— Provided entries —
┄┄┄┄┄┄┄┄┄┄

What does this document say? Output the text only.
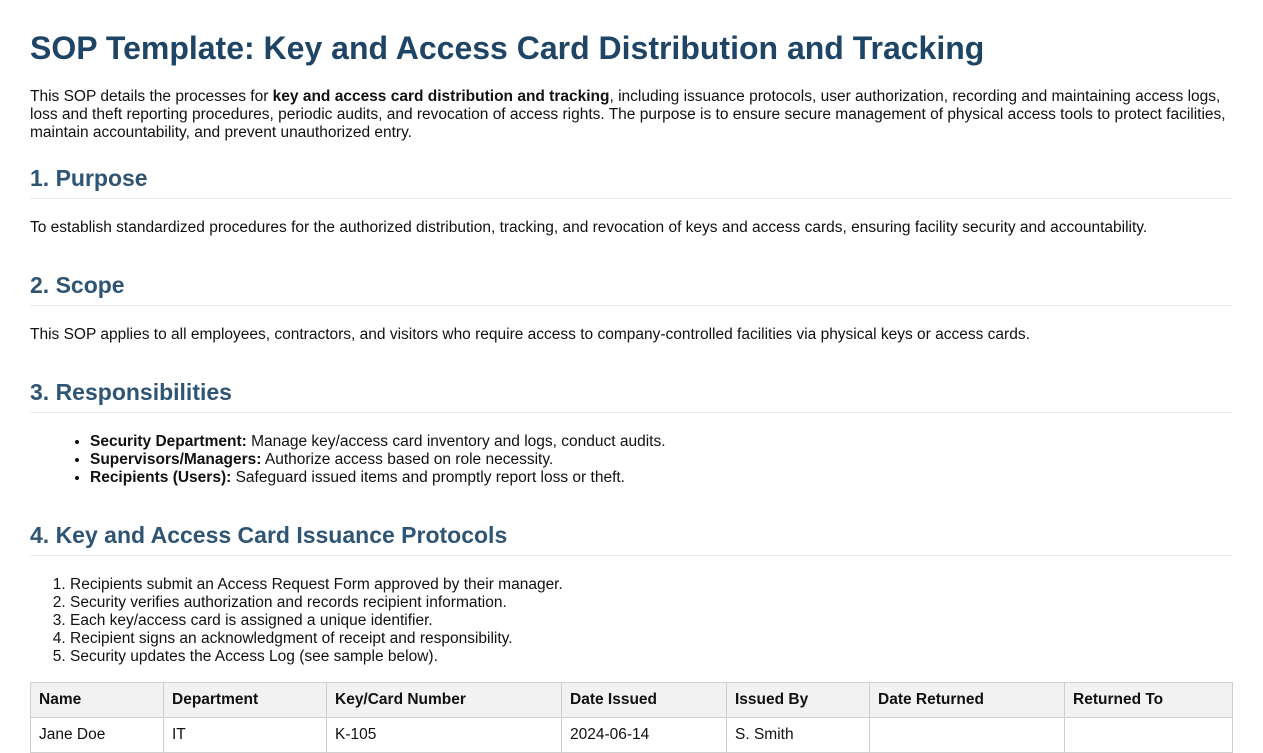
SOP Template: Key and Access Card Distribution and Tracking

This SOP details the processes for key and access card distribution and tracking, including issuance protocols, user authorization, recording and maintaining access logs, loss and theft reporting procedures, periodic audits, and revocation of access rights. The purpose is to ensure secure management of physical access tools to protect facilities, maintain accountability, and prevent unauthorized entry.

1. Purpose

To establish standardized procedures for the authorized distribution, tracking, and revocation of keys and access cards, ensuring facility security and accountability.

2. Scope

This SOP applies to all employees, contractors, and visitors who require access to company-controlled facilities via physical keys or access cards.

3. Responsibilities
• Security Department: Manage key/access card inventory and logs, conduct audits.
• Supervisors/Managers: Authorize access based on role necessity.
• Recipients (Users): Safeguard issued items and promptly report loss or theft.
4. Key and Access Card Issuance Protocols
1. Recipients submit an Access Request Form approved by their manager.
2. Security verifies authorization and records recipient information.
3. Each key/access card is assigned a unique identifier.
4. Recipient signs an acknowledgment of receipt and responsibility.
5. Security updates the Access Log (see sample below).
Name	Department	Key/Card Number	Date Issued	Issued By	Date Returned	Returned To
Jane Doe	IT	K-105	2024-06-14	S. Smith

┄┄┄┄┄┄┄┄┄┄

— Task statement —
Transcribe every entry above exactly. Omit all pictures.

— Task response —
What does this document say? Output the text only.
SOP Template: Key and Access Card Distribution and Tracking

This SOP details the processes for key and access card distribution and tracking, including issuance protocols, user authorization, recording and maintaining access logs, loss and theft reporting procedures, periodic audits, and revocation of access rights. The purpose is to ensure secure management of physical access tools to protect facilities, maintain accountability, and prevent unauthorized entry.

1. Purpose

To establish standardized procedures for the authorized distribution, tracking, and revocation of keys and access cards, ensuring facility security and accountability.

2. Scope

This SOP applies to all employees, contractors, and visitors who require access to company-controlled facilities via physical keys or access cards.

3. Responsibilities
• Security Department: Manage key/access card inventory and logs, conduct audits.
• Supervisors/Managers: Authorize access based on role necessity.
• Recipients (Users): Safeguard issued items and promptly report loss or theft.
4. Key and Access Card Issuance Protocols
1. Recipients submit an Access Request Form approved by their manager.
2. Security verifies authorization and records recipient information.
3. Each key/access card is assigned a unique identifier.
4. Recipient signs an acknowledgment of receipt and responsibility.
5. Security updates the Access Log (see sample below).
Name	Department	Key/Card Number	Date Issued	Issued By	Date Returned	Returned To
Jane Doe	IT	K-105	2024-06-14	S. Smith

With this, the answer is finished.